Supplied data
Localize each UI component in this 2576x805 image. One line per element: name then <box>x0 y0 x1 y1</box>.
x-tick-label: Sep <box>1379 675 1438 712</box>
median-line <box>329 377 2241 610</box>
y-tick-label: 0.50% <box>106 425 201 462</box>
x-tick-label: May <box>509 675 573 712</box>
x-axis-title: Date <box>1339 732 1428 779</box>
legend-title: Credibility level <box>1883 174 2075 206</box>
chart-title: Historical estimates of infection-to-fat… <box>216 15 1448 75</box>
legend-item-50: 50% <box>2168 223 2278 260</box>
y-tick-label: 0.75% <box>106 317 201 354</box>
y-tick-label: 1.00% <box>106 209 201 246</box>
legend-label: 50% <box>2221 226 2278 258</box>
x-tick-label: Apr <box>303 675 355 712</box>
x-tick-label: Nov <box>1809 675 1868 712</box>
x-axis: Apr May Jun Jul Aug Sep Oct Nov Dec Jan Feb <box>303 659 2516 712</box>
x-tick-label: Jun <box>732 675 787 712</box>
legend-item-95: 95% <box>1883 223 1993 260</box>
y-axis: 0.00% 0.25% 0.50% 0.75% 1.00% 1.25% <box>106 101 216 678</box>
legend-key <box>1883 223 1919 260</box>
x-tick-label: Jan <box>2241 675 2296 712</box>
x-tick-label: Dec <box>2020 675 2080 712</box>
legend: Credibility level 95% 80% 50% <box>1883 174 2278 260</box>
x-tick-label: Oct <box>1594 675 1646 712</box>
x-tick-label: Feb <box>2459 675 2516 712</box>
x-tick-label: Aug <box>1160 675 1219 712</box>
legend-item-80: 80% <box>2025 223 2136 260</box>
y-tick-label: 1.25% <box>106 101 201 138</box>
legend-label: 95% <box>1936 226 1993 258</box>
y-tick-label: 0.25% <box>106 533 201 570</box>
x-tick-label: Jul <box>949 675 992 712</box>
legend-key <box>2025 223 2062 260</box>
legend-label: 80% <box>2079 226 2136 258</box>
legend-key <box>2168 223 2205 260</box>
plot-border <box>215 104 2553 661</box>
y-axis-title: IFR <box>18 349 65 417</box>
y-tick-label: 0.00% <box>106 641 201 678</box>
* * *
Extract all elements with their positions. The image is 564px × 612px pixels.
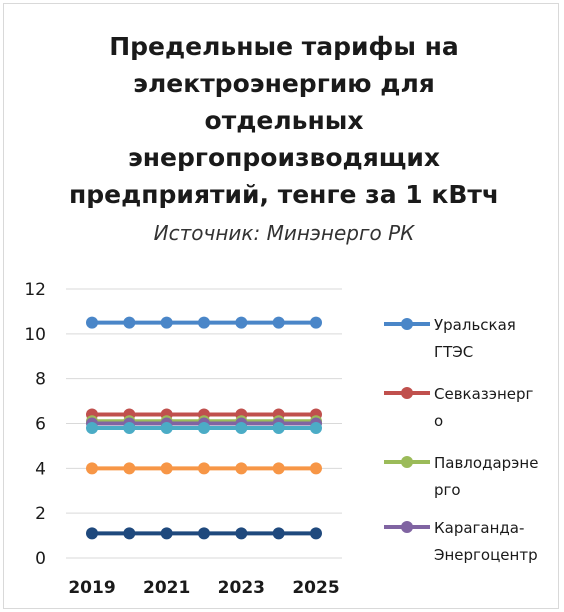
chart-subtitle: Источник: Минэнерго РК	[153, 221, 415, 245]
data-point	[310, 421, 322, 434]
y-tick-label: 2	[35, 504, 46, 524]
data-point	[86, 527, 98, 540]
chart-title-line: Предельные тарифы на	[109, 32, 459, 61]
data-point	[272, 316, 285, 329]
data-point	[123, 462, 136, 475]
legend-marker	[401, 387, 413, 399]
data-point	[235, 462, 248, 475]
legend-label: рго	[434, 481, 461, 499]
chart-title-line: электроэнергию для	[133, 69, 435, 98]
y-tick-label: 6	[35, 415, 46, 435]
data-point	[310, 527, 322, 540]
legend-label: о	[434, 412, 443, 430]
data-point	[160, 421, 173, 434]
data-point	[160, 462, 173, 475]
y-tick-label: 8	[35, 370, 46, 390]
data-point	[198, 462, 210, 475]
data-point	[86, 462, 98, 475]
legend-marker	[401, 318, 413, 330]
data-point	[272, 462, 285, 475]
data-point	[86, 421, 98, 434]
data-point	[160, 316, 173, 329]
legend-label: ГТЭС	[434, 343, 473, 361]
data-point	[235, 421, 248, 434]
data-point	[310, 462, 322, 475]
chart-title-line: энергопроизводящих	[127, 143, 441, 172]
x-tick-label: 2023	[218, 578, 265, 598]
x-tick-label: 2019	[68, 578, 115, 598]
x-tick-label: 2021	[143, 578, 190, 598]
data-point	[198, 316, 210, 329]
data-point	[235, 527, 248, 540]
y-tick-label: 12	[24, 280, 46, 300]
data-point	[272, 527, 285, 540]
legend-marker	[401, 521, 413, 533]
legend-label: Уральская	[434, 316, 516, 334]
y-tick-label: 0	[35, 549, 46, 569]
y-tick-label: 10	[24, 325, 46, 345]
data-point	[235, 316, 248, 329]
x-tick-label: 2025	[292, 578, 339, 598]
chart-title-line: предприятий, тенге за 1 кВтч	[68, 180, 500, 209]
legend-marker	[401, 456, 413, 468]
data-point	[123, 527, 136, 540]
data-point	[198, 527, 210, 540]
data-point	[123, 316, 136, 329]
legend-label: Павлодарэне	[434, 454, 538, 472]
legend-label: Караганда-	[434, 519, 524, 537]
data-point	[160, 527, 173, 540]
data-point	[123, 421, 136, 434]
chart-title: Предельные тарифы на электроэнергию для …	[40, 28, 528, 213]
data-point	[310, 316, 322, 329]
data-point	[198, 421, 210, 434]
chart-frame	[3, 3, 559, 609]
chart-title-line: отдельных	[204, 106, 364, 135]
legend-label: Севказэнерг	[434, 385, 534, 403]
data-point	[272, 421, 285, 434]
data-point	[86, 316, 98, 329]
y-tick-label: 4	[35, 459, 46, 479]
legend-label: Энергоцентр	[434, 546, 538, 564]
* * *
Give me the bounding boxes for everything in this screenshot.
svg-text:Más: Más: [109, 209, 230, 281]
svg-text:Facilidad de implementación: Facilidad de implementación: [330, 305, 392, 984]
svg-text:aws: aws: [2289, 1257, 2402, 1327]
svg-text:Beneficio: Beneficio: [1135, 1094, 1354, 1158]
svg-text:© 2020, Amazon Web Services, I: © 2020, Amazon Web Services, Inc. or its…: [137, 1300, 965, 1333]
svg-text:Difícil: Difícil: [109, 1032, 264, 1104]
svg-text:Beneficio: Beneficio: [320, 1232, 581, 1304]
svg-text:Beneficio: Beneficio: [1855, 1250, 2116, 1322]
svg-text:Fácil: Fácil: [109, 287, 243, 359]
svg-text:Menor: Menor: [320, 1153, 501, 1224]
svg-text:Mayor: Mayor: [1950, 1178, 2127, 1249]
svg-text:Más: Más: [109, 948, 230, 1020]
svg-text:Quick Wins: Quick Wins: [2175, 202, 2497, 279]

Short task
Repeat the stretch of the listing from the line that contains "Localize each UI" through the line that contains "y-tick-label: 0.50% <box>106", both ends included, and nothing else.

Correct answer
Localize each UI component in this 2576x805 image. One line per element: name then <box>x0 y0 x1 y1</box>.
x-tick-label: Sep <box>1379 675 1438 712</box>
median-line <box>329 377 2241 610</box>
y-tick-label: 0.50% <box>106 425 201 462</box>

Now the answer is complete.